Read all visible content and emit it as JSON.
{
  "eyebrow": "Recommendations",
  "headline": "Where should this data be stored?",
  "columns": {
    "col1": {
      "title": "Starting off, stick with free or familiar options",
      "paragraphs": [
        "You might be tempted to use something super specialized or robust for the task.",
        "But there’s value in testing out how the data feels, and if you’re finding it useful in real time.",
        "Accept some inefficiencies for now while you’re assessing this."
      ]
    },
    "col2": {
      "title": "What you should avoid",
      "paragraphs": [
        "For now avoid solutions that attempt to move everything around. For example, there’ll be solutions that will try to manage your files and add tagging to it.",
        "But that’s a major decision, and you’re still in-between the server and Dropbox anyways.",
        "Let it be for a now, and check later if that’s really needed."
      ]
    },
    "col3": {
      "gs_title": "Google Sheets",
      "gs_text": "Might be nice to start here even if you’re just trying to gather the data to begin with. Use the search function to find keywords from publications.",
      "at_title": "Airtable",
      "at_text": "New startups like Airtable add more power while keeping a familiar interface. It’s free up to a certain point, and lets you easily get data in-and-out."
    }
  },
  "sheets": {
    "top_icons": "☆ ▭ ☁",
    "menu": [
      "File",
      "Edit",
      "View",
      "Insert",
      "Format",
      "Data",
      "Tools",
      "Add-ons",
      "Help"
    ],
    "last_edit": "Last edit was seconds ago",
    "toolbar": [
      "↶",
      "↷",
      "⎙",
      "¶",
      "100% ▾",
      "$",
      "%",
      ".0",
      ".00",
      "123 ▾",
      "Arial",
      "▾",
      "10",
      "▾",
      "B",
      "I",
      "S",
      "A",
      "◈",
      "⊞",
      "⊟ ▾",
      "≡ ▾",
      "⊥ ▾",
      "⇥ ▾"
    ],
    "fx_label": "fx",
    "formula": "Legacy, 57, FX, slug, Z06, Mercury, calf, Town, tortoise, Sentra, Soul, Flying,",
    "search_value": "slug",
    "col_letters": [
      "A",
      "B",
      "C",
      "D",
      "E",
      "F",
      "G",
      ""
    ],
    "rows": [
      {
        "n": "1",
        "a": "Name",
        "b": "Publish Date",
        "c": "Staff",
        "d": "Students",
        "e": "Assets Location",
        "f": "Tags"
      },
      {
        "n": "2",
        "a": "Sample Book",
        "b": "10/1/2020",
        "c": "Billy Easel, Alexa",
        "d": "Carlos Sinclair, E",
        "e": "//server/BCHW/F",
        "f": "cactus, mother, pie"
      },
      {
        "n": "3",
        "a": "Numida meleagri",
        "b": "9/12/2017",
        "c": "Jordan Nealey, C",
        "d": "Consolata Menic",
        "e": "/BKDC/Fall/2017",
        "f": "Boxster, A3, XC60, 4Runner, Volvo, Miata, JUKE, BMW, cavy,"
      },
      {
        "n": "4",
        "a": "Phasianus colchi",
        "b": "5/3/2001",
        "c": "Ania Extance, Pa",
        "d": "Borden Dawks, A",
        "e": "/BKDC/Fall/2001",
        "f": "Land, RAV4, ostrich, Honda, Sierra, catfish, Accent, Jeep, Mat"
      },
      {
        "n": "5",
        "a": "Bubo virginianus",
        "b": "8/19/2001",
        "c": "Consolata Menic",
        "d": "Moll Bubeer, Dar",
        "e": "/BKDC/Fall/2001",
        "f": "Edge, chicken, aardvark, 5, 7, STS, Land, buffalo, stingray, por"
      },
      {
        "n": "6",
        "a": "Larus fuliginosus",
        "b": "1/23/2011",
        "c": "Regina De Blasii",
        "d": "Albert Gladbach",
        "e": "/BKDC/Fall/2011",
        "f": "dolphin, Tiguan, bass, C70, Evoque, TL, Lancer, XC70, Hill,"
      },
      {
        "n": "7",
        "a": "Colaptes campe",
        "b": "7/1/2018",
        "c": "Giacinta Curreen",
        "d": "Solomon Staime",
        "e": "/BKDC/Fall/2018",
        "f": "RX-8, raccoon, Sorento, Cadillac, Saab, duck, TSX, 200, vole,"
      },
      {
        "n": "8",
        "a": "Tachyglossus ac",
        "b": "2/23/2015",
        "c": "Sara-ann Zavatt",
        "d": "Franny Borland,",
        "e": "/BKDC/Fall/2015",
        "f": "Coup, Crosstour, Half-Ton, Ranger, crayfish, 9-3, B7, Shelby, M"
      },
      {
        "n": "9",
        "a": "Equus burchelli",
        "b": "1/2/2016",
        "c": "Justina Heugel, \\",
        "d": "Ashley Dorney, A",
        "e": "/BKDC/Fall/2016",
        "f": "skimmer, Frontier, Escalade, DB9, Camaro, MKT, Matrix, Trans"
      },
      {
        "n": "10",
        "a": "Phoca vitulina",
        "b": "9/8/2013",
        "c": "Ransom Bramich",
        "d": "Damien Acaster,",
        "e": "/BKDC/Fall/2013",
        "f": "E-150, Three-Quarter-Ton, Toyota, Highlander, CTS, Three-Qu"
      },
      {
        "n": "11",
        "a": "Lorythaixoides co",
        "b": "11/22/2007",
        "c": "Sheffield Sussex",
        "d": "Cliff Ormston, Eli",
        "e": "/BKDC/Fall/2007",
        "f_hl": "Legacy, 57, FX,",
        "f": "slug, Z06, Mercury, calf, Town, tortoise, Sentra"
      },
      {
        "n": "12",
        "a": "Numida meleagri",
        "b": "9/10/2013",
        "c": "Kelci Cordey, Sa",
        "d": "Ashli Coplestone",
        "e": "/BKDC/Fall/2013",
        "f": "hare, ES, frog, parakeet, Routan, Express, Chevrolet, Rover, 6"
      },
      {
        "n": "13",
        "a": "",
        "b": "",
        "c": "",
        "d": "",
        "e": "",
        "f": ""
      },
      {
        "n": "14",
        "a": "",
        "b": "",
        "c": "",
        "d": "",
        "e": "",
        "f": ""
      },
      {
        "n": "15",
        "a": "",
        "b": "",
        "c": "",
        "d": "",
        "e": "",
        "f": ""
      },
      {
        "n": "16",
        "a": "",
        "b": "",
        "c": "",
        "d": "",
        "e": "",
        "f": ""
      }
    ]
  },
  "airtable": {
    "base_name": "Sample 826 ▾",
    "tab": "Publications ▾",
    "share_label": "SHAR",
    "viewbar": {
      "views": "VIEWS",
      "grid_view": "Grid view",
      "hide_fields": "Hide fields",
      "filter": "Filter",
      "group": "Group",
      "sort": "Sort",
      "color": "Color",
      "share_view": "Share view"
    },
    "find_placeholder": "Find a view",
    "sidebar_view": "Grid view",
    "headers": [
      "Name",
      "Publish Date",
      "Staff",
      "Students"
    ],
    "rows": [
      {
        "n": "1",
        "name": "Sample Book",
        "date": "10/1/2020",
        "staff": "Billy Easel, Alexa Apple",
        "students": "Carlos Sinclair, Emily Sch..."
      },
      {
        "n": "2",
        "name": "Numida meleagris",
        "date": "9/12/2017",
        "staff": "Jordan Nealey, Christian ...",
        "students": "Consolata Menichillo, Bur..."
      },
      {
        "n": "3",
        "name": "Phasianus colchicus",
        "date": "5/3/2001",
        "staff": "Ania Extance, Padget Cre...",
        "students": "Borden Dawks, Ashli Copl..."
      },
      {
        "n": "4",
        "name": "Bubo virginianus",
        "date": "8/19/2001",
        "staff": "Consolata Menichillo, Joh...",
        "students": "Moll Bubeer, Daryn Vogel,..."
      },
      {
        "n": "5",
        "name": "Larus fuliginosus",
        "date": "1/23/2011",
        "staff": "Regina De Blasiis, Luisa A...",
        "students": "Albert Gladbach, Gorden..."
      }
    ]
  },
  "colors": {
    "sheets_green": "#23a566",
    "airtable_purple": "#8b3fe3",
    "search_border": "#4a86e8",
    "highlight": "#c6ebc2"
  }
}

» **WHAT IS NEEDED**: Find the number of lines in which the word "Bubo" occurs, and write nothing but that number.

» **RESPONSE**: 2